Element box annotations

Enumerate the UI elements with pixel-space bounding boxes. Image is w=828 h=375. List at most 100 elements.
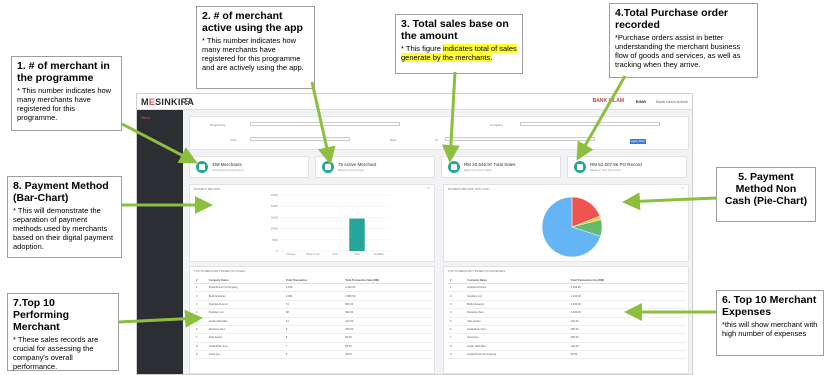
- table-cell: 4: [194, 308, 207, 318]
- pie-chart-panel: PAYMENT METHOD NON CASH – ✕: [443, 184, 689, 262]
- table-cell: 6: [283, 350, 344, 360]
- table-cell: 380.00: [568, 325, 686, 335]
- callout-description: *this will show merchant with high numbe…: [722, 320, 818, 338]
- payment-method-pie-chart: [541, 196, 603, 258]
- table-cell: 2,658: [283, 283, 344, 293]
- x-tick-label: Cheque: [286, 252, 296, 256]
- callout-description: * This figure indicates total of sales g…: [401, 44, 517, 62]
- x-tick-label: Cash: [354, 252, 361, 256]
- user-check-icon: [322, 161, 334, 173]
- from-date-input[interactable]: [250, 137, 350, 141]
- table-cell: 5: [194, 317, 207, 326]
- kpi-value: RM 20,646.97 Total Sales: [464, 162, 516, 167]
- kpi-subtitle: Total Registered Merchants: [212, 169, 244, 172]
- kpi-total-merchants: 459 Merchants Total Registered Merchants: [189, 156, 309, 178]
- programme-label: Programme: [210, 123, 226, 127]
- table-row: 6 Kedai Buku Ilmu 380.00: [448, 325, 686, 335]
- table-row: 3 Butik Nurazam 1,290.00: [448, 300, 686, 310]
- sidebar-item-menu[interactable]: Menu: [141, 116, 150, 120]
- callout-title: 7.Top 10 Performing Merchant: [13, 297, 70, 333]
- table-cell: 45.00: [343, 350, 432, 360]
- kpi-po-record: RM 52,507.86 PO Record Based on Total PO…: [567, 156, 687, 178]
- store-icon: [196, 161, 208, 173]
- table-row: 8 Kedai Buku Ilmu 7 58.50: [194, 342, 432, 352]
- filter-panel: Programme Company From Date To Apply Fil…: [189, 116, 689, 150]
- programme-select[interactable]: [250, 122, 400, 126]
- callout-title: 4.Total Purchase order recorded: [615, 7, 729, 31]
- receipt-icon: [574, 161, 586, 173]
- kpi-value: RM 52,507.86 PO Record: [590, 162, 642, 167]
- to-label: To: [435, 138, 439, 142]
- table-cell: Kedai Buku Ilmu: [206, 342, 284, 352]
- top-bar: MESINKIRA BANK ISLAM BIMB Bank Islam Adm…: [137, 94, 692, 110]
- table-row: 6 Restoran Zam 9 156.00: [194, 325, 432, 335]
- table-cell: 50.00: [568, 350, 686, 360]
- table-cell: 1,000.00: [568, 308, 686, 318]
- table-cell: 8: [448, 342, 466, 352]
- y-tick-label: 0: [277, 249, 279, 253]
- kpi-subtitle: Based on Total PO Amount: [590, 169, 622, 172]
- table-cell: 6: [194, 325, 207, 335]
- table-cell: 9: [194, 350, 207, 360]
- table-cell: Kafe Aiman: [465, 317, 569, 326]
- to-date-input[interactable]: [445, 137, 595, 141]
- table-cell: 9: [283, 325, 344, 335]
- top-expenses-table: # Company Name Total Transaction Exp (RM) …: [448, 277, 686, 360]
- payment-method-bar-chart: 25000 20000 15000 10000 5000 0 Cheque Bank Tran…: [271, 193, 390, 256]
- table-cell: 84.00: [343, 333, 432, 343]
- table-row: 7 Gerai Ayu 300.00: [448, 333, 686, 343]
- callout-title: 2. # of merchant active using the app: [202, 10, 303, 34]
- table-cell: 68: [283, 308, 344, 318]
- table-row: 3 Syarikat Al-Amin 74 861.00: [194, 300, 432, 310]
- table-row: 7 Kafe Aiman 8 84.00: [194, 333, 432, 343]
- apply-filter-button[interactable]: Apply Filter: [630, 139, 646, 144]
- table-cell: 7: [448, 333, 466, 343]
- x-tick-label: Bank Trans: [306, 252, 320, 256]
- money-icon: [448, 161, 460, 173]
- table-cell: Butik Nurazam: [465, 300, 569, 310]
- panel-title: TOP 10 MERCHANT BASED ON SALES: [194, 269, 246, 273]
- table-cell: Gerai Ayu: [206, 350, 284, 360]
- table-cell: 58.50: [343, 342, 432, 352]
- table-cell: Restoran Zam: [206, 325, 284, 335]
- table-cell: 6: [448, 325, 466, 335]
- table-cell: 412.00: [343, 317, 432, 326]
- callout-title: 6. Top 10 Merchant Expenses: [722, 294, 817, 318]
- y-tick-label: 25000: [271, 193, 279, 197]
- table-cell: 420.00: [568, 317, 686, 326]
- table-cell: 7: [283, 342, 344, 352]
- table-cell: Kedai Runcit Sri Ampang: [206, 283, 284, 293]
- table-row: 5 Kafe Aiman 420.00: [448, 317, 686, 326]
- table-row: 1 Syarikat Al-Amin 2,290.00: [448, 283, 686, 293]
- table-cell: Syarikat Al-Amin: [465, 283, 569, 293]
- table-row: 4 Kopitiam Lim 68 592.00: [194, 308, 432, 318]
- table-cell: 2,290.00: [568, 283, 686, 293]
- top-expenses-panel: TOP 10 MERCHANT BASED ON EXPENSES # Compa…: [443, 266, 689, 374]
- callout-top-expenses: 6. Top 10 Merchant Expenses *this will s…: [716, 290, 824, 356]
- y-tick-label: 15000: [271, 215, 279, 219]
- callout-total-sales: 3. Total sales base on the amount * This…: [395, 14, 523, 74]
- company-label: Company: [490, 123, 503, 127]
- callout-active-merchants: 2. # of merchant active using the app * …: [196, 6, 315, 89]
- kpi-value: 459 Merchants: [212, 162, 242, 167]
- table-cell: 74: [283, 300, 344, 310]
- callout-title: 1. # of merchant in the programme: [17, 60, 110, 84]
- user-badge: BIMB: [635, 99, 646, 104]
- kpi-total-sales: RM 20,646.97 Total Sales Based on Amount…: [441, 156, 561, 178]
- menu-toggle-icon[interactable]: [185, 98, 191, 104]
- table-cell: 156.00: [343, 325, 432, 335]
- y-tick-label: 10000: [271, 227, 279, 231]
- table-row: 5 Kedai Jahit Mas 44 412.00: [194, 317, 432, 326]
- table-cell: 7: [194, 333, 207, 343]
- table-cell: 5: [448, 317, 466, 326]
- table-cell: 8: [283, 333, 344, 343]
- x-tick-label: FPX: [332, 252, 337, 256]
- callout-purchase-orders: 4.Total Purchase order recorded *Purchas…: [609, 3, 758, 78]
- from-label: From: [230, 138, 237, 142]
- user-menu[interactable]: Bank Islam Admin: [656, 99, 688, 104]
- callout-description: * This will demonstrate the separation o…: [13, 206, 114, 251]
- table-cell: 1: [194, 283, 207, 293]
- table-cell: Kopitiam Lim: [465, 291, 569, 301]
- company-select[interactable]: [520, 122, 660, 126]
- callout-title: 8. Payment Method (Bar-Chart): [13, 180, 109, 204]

--

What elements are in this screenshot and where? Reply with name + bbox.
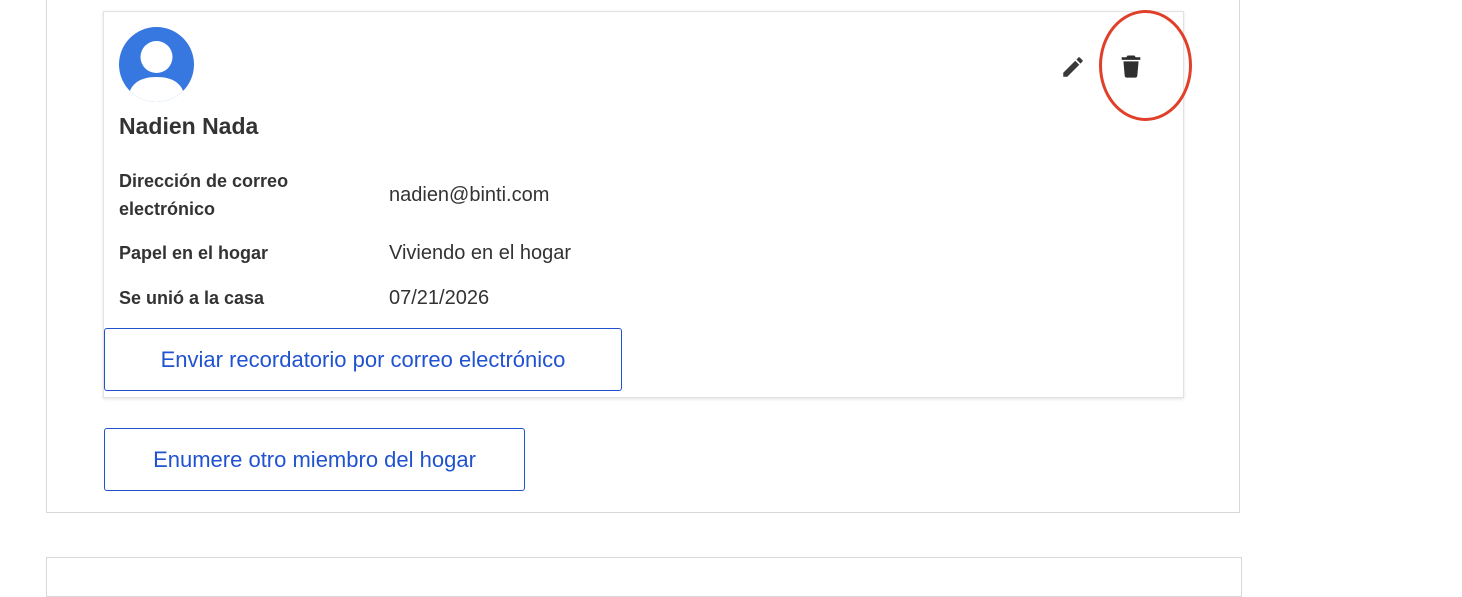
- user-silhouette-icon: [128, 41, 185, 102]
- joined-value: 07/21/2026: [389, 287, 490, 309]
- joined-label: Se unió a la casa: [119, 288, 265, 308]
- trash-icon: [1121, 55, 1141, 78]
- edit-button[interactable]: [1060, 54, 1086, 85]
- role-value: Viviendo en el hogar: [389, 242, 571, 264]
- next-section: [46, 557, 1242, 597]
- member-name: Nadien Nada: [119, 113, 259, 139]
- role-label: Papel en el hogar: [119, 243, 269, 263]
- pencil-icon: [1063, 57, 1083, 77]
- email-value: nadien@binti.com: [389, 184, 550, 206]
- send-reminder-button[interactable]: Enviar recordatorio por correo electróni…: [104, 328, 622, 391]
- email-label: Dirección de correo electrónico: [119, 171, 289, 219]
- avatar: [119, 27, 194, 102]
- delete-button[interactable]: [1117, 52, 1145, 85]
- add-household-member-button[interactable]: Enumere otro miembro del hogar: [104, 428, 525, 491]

*Required task*: Can you write out the lines above unchanged, starting at the line that contains "- table-cell: 4: [194, 308, 207, 318]" and stopping after the line that contains "- kpi-subtitle: Total"?

*Solution to this exercise*:
- table-cell: 4: [194, 308, 207, 318]
- pie-chart-panel: PAYMENT METHOD NON CASH – ✕: [443, 184, 689, 262]
- table-cell: 6: [283, 350, 344, 360]
- table-cell: 380.00: [568, 325, 686, 335]
- callout-description: *this will show merchant with high numbe…: [722, 320, 818, 338]
- payment-method-pie-chart: [541, 196, 603, 258]
- table-cell: 2,658: [283, 283, 344, 293]
- x-tick-label: Cheque: [286, 252, 296, 256]
- callout-description: * This figure indicates total of sales g…: [401, 44, 517, 62]
- x-tick-label: Cash: [354, 252, 361, 256]
- user-check-icon: [322, 161, 334, 173]
- from-date-input[interactable]: [250, 137, 350, 141]
- table-cell: 5: [194, 317, 207, 326]
- kpi-value: RM 20,646.97 Total Sales: [464, 162, 516, 167]
- kpi-subtitle: Total Registered Merchants: [212, 169, 244, 172]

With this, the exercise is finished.